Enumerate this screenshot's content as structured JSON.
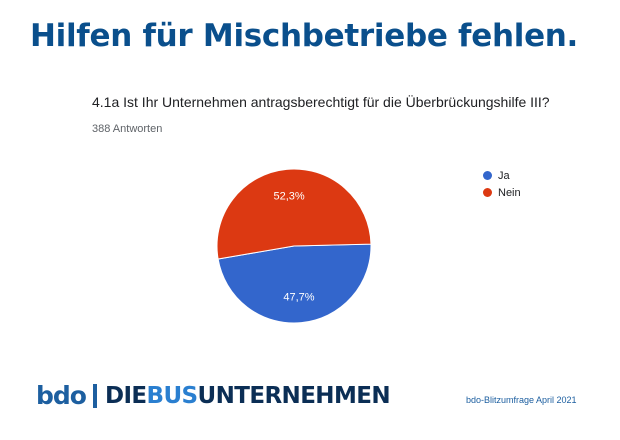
{
  "headline": "Hilfen für Mischbetriebe fehlen.",
  "question": "4.1a Ist Ihr Unternehmen antragsberechtigt für die Überbrückungshilfe III?",
  "responses": "388 Antworten",
  "chart_data": {
    "type": "pie",
    "categories": [
      "Ja",
      "Nein"
    ],
    "values": [
      47.7,
      52.3
    ],
    "labels": [
      "47,7%",
      "52,3%"
    ],
    "colors": [
      "#3366cc",
      "#dc3912"
    ],
    "legend_position": "right"
  },
  "footer": {
    "logo_bdo": "bdo",
    "logo_word_1": "DIE",
    "logo_word_2": "BUS",
    "logo_word_3": "UNTERNEHMEN",
    "source": "bdo-Blitzumfrage April 2021"
  }
}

-------

◆ **TASK DIRECTIONS**
Print all the records again exactly; do not include any picture.

◆ **THE REPLY**
Enumerate this screenshot's content as structured JSON.
{
  "headline": "Hilfen für Mischbetriebe fehlen.",
  "question": "4.1a Ist Ihr Unternehmen antragsberechtigt für die Überbrückungshilfe III?",
  "responses": "388 Antworten",
  "chart_data": {
    "type": "pie",
    "categories": [
      "Ja",
      "Nein"
    ],
    "values": [
      47.7,
      52.3
    ],
    "labels": [
      "47,7%",
      "52,3%"
    ],
    "colors": [
      "#3366cc",
      "#dc3912"
    ],
    "legend_position": "right"
  },
  "footer": {
    "logo_bdo": "bdo",
    "logo_word_1": "DIE",
    "logo_word_2": "BUS",
    "logo_word_3": "UNTERNEHMEN",
    "source": "bdo-Blitzumfrage April 2021"
  }
}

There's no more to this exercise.